• **Exercise**: Transcribe the entries that follow, word for word.

• **Records provided**:
+ + + + + + +
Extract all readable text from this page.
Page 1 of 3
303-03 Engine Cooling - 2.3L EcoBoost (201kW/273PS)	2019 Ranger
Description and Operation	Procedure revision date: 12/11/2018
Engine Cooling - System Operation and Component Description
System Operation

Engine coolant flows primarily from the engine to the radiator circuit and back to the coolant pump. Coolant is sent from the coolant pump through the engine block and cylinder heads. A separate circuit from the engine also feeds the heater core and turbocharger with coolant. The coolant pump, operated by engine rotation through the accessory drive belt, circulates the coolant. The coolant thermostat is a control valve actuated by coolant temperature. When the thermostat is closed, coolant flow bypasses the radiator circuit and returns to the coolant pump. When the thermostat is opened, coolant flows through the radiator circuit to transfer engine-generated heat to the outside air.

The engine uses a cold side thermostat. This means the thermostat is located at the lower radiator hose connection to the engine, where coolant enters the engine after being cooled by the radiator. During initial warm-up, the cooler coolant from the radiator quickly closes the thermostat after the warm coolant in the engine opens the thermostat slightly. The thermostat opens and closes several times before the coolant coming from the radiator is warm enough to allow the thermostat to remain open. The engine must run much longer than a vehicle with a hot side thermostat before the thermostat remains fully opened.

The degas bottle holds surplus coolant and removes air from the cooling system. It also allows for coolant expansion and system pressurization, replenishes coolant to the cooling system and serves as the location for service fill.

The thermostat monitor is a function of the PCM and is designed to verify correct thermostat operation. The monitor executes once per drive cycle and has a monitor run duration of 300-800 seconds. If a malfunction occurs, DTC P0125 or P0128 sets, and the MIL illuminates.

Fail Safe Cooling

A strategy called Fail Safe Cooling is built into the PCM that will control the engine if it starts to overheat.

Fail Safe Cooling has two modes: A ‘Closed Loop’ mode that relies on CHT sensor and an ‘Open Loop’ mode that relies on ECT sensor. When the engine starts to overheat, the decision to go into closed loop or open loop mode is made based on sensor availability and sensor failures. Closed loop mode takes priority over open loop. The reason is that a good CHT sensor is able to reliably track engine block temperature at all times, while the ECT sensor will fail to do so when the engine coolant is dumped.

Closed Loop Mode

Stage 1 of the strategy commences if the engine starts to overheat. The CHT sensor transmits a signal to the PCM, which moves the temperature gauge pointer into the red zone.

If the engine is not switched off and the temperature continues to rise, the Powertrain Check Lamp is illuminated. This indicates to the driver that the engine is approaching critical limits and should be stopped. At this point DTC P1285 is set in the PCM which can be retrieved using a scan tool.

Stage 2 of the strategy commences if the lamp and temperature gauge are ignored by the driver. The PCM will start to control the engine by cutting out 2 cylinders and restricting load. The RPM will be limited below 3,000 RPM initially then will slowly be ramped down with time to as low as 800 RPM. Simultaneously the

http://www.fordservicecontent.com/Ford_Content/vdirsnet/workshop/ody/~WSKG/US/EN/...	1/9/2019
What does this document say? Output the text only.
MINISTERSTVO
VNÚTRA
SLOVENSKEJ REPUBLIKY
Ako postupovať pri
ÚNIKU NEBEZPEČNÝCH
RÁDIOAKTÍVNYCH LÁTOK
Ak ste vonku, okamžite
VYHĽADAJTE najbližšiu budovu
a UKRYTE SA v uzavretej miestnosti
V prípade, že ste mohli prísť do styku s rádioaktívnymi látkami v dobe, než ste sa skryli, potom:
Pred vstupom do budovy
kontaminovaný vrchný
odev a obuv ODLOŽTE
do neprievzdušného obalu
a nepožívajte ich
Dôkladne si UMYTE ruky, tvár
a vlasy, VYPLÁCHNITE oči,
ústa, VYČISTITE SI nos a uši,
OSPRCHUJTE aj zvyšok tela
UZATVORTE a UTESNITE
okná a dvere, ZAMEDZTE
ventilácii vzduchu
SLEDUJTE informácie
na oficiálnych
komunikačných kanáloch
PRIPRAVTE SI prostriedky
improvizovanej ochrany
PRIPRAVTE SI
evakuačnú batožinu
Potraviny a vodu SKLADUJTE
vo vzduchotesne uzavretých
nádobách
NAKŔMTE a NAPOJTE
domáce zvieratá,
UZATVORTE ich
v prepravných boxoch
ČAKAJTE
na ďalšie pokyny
+ + + + + + +
• **Exercise answer**:
Extract all readable text from this page.
Page 1 of 3
303-03 Engine Cooling - 2.3L EcoBoost (201kW/273PS)	2019 Ranger
Description and Operation	Procedure revision date: 12/11/2018
Engine Cooling - System Operation and Component Description
System Operation

Engine coolant flows primarily from the engine to the radiator circuit and back to the coolant pump. Coolant is sent from the coolant pump through the engine block and cylinder heads. A separate circuit from the engine also feeds the heater core and turbocharger with coolant. The coolant pump, operated by engine rotation through the accessory drive belt, circulates the coolant. The coolant thermostat is a control valve actuated by coolant temperature. When the thermostat is closed, coolant flow bypasses the radiator circuit and returns to the coolant pump. When the thermostat is opened, coolant flows through the radiator circuit to transfer engine-generated heat to the outside air.

The engine uses a cold side thermostat. This means the thermostat is located at the lower radiator hose connection to the engine, where coolant enters the engine after being cooled by the radiator. During initial warm-up, the cooler coolant from the radiator quickly closes the thermostat after the warm coolant in the engine opens the thermostat slightly. The thermostat opens and closes several times before the coolant coming from the radiator is warm enough to allow the thermostat to remain open. The engine must run much longer than a vehicle with a hot side thermostat before the thermostat remains fully opened.

The degas bottle holds surplus coolant and removes air from the cooling system. It also allows for coolant expansion and system pressurization, replenishes coolant to the cooling system and serves as the location for service fill.

The thermostat monitor is a function of the PCM and is designed to verify correct thermostat operation. The monitor executes once per drive cycle and has a monitor run duration of 300-800 seconds. If a malfunction occurs, DTC P0125 or P0128 sets, and the MIL illuminates.

Fail Safe Cooling

A strategy called Fail Safe Cooling is built into the PCM that will control the engine if it starts to overheat.

Fail Safe Cooling has two modes: A ‘Closed Loop’ mode that relies on CHT sensor and an ‘Open Loop’ mode that relies on ECT sensor. When the engine starts to overheat, the decision to go into closed loop or open loop mode is made based on sensor availability and sensor failures. Closed loop mode takes priority over open loop. The reason is that a good CHT sensor is able to reliably track engine block temperature at all times, while the ECT sensor will fail to do so when the engine coolant is dumped.

Closed Loop Mode

Stage 1 of the strategy commences if the engine starts to overheat. The CHT sensor transmits a signal to the PCM, which moves the temperature gauge pointer into the red zone.

If the engine is not switched off and the temperature continues to rise, the Powertrain Check Lamp is illuminated. This indicates to the driver that the engine is approaching critical limits and should be stopped. At this point DTC P1285 is set in the PCM which can be retrieved using a scan tool.

Stage 2 of the strategy commences if the lamp and temperature gauge are ignored by the driver. The PCM will start to control the engine by cutting out 2 cylinders and restricting load. The RPM will be limited below 3,000 RPM initially then will slowly be ramped down with time to as low as 800 RPM. Simultaneously the

http://www.fordservicecontent.com/Ford_Content/vdirsnet/workshop/ody/~WSKG/US/EN/...	1/9/2019
What does this document say? Output the text only.
MINISTERSTVO
VNÚTRA
SLOVENSKEJ REPUBLIKY
Ako postupovať pri
ÚNIKU NEBEZPEČNÝCH
RÁDIOAKTÍVNYCH LÁTOK
Ak ste vonku, okamžite
VYHĽADAJTE najbližšiu budovu
a UKRYTE SA v uzavretej miestnosti
V prípade, že ste mohli prísť do styku s rádioaktívnymi látkami v dobe, než ste sa skryli, potom:
Pred vstupom do budovy
kontaminovaný vrchný
odev a obuv ODLOŽTE
do neprievzdušného obalu
a nepožívajte ich
Dôkladne si UMYTE ruky, tvár
a vlasy, VYPLÁCHNITE oči,
ústa, VYČISTITE SI nos a uši,
OSPRCHUJTE aj zvyšok tela
UZATVORTE a UTESNITE
okná a dvere, ZAMEDZTE
ventilácii vzduchu
SLEDUJTE informácie
na oficiálnych
komunikačných kanáloch
PRIPRAVTE SI prostriedky
improvizovanej ochrany
PRIPRAVTE SI
evakuačnú batožinu
Potraviny a vodu SKLADUJTE
vo vzduchotesne uzavretých
nádobách
NAKŔMTE a NAPOJTE
domáce zvieratá,
UZATVORTE ich
v prepravných boxoch
ČAKAJTE
na ďalšie pokyny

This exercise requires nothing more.